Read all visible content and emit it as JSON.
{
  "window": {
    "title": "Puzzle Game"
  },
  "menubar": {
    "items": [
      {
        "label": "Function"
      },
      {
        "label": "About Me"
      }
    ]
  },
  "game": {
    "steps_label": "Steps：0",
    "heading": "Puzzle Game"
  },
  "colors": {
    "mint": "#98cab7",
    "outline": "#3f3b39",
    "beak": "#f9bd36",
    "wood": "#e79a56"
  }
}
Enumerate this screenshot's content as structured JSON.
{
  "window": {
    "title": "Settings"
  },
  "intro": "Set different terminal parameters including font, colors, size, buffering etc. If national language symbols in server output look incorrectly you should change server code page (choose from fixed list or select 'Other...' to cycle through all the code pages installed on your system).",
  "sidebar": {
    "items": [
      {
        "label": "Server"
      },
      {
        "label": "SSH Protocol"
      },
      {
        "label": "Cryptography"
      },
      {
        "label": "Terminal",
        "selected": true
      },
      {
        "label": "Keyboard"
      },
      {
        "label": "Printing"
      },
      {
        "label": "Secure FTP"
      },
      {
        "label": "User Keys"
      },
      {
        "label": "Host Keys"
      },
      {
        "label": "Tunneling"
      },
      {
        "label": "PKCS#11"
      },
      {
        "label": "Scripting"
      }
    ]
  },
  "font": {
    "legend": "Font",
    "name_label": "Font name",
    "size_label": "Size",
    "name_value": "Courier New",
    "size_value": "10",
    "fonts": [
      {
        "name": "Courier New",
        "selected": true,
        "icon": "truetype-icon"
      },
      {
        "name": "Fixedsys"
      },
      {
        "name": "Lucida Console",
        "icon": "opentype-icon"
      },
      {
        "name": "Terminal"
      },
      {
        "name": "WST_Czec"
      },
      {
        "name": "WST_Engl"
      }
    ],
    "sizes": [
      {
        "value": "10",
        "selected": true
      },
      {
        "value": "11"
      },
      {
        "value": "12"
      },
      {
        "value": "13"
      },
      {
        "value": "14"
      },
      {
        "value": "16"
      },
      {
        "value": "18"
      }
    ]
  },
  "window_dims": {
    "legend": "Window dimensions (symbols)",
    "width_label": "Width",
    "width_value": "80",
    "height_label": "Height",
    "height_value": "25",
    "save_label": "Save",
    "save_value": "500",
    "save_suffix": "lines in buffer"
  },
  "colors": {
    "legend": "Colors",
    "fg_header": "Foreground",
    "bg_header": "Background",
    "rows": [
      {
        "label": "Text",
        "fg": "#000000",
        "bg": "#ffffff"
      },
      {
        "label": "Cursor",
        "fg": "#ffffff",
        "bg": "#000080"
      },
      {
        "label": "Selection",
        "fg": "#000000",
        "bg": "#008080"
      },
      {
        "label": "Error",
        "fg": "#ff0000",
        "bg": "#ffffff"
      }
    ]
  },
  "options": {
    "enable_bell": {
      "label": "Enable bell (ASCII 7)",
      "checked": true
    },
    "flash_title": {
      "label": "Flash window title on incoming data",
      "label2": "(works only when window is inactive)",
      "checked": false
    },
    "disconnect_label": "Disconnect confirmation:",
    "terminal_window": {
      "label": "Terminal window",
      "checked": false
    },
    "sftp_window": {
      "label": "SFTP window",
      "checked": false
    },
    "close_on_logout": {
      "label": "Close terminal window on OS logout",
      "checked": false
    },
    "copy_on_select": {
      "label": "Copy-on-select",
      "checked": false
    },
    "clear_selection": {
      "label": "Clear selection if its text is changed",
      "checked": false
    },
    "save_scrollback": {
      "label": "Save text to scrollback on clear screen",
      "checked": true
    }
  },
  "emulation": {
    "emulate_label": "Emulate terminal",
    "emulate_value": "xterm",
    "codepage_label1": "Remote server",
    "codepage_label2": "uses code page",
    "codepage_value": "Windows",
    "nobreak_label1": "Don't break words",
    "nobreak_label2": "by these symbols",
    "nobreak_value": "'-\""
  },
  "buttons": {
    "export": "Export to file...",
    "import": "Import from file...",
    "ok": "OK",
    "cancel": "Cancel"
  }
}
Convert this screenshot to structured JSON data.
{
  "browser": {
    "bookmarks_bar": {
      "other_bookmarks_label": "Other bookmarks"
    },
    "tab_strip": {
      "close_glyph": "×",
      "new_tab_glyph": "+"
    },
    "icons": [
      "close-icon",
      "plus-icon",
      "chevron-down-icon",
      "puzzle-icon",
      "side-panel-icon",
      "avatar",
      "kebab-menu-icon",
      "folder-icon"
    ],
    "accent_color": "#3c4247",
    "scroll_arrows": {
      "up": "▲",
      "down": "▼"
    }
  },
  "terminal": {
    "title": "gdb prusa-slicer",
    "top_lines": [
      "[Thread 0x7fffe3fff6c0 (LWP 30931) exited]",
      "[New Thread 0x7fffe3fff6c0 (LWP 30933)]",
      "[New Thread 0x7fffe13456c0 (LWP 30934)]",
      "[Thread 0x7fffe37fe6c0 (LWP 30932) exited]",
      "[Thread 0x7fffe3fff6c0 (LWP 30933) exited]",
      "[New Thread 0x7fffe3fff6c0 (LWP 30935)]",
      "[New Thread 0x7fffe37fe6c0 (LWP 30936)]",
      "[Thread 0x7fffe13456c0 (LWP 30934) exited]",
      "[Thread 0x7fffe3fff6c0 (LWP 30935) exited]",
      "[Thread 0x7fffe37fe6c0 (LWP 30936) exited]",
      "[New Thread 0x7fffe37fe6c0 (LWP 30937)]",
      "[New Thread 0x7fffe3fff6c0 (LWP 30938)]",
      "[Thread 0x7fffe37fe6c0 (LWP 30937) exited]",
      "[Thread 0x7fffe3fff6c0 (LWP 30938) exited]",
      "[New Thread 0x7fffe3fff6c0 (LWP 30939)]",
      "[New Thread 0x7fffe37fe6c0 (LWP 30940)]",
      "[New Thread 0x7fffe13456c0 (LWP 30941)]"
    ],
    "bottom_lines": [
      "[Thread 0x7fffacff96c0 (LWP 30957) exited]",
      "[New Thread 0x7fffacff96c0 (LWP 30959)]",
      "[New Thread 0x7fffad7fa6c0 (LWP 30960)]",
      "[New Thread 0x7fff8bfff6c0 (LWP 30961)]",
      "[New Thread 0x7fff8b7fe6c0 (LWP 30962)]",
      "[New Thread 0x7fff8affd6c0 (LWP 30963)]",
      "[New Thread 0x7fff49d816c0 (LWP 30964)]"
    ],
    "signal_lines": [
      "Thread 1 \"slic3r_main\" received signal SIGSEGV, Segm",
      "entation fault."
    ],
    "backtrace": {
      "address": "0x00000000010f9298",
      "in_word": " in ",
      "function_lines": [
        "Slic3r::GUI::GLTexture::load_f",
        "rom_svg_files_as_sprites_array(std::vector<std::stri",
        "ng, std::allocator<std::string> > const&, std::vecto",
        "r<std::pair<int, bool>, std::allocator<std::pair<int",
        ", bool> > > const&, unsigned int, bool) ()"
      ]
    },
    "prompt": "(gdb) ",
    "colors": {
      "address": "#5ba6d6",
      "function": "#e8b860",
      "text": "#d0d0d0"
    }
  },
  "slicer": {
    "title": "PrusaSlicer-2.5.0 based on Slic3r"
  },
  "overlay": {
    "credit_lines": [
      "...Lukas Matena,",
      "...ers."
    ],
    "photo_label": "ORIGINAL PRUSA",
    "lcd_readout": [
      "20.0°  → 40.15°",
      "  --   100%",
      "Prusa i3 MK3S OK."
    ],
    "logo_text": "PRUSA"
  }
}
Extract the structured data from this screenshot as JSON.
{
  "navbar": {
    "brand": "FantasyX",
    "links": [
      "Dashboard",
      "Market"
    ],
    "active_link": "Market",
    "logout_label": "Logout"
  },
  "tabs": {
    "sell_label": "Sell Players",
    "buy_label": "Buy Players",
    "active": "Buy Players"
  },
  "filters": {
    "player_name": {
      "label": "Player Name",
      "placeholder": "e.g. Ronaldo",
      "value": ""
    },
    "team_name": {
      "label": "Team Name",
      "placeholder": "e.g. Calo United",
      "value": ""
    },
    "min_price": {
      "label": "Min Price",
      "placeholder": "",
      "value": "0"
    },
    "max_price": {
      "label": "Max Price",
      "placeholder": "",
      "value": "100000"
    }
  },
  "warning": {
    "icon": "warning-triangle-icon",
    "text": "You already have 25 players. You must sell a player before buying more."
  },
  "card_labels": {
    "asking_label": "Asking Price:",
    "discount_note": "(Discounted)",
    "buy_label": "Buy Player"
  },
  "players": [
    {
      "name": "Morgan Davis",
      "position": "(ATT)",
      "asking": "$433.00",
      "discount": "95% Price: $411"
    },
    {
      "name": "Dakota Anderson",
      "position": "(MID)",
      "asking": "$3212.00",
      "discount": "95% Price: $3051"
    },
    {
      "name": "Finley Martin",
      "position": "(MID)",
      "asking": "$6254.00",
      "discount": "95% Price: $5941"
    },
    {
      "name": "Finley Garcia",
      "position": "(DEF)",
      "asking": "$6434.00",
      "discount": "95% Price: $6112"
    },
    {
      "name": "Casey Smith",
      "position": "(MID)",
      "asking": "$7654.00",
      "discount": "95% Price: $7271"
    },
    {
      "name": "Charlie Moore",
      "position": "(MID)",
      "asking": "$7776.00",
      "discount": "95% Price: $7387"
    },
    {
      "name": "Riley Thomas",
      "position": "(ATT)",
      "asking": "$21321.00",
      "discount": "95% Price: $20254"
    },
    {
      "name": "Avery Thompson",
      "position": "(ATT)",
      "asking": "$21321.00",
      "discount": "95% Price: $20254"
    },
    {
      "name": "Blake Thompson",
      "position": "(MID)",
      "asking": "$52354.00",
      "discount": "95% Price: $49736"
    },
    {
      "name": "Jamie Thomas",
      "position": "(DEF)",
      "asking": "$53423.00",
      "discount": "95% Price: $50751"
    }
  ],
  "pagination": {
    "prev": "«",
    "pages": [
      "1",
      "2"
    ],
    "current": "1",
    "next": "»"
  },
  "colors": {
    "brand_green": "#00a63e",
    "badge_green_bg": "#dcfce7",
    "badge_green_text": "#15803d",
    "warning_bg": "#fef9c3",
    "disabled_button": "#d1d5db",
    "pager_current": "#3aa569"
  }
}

+++

Find all lines with "allocator" in them and copy each one.

— Answer to this problem —
        "ng, std::allocator<std::string> > const&, std::vecto",
        "r<std::pair<int, bool>, std::allocator<std::pair<int",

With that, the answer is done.